What you have to do: Scan the following material for the string "μυῶν" and copy each line in which it appears.
[begin Provided entries]
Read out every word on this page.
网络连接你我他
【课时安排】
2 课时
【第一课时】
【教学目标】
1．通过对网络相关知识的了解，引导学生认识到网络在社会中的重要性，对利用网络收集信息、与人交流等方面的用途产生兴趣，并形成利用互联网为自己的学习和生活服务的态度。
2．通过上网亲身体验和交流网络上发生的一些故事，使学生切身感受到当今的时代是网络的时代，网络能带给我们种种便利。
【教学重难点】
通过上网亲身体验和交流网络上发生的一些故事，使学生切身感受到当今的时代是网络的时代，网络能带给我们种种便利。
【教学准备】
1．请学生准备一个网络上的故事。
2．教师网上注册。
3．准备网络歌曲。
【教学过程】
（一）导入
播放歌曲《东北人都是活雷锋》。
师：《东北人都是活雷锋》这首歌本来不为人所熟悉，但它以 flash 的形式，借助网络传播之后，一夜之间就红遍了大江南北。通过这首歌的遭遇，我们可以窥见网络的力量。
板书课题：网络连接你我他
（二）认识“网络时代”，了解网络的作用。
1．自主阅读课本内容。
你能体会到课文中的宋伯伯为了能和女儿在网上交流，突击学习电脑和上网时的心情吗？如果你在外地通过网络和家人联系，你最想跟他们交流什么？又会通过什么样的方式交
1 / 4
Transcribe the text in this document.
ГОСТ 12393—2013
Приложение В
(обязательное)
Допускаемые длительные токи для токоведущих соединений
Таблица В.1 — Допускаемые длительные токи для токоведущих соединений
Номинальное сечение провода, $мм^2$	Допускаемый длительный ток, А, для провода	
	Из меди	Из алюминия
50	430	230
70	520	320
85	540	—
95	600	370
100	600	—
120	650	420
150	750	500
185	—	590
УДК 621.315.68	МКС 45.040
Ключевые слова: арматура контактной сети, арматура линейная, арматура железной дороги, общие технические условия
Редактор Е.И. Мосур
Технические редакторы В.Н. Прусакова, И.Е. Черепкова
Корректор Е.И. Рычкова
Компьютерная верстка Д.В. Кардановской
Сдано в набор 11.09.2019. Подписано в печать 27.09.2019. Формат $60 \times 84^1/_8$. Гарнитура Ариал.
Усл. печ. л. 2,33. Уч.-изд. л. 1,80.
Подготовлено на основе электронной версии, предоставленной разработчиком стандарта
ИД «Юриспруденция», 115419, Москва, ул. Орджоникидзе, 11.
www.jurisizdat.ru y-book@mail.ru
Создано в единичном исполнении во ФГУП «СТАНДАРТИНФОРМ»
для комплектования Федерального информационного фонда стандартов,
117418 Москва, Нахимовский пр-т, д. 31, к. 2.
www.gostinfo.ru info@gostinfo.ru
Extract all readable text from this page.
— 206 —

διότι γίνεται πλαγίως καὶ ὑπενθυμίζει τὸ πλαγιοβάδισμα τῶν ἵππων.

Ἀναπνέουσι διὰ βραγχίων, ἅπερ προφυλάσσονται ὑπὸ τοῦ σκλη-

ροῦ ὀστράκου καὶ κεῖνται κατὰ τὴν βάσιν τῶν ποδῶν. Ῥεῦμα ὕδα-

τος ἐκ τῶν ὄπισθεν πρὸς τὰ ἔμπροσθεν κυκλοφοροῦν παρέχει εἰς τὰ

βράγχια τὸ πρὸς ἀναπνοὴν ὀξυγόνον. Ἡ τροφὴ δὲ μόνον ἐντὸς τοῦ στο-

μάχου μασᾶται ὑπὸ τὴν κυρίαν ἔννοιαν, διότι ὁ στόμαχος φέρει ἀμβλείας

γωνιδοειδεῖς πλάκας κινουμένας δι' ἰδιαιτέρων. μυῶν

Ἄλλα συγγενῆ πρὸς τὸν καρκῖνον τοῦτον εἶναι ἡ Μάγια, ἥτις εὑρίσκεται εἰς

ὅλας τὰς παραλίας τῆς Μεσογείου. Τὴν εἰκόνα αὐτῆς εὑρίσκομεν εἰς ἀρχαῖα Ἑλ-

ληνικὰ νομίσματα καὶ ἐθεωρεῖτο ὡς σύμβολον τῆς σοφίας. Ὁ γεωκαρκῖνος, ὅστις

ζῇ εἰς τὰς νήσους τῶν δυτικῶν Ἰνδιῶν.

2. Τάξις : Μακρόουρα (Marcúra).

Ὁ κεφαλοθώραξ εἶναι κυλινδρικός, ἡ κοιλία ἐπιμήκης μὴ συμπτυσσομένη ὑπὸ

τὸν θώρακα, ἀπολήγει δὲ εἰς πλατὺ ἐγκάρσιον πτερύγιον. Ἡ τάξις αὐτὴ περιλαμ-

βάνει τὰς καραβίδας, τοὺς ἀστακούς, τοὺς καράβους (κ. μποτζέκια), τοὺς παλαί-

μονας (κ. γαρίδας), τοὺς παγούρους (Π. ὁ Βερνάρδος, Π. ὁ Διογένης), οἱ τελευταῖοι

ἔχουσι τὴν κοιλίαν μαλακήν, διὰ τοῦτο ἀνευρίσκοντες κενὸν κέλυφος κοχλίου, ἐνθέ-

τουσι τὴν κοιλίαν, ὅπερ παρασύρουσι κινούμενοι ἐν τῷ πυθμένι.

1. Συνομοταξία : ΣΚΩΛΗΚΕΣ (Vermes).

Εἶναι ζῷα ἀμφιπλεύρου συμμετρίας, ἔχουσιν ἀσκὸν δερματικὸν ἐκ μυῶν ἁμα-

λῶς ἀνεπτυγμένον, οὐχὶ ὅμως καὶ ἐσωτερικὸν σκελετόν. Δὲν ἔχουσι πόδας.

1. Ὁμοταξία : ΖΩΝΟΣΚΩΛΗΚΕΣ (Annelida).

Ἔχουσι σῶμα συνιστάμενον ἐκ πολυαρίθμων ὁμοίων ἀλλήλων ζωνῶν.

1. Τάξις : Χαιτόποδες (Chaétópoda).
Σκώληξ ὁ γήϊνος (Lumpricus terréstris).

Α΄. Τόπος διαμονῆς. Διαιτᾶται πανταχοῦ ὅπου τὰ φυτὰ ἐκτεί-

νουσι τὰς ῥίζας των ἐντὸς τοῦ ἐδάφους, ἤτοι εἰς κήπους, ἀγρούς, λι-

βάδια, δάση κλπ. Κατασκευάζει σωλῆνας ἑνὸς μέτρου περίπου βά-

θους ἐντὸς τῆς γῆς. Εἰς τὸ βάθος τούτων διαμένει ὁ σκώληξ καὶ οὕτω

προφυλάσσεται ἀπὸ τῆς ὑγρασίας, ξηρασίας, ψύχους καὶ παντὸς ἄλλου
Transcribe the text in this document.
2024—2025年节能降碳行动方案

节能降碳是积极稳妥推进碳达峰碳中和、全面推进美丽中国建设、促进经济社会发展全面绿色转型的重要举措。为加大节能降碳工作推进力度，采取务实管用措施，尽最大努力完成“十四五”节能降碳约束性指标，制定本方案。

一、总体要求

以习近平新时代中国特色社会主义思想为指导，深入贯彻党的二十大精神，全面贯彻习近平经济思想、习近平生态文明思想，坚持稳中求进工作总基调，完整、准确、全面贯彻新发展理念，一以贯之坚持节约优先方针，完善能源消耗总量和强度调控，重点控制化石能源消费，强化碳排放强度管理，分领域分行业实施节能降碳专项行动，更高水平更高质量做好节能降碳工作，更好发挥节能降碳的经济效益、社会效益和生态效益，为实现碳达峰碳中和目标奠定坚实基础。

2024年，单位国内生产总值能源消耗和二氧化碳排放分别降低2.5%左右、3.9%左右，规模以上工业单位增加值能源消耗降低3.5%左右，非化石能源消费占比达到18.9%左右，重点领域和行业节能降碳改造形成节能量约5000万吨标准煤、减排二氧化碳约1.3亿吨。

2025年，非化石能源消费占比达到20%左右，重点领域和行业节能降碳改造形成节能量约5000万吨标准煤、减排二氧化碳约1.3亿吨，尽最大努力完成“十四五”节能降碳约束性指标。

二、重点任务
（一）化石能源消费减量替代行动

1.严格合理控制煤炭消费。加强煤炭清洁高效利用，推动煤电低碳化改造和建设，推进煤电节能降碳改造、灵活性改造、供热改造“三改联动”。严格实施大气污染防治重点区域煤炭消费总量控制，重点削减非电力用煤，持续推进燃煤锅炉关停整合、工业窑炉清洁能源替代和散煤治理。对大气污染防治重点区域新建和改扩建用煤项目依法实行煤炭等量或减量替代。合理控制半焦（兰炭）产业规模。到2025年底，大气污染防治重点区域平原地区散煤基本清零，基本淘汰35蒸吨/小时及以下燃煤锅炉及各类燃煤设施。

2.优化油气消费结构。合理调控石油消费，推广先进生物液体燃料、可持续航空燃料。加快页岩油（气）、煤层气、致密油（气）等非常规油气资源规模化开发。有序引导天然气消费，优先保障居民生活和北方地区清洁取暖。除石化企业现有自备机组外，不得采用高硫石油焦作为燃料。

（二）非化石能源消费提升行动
[end Provided entries]
Correct answer:
γωνιδοειδεῖς πλάκας κινουμένας δι' ἰδιαιτέρων. μυῶν
Εἶναι ζῷα ἀμφιπλεύρου συμμετρίας, ἔχουσιν ἀσκὸν δερματικὸν ἐκ μυῶν ἁμα-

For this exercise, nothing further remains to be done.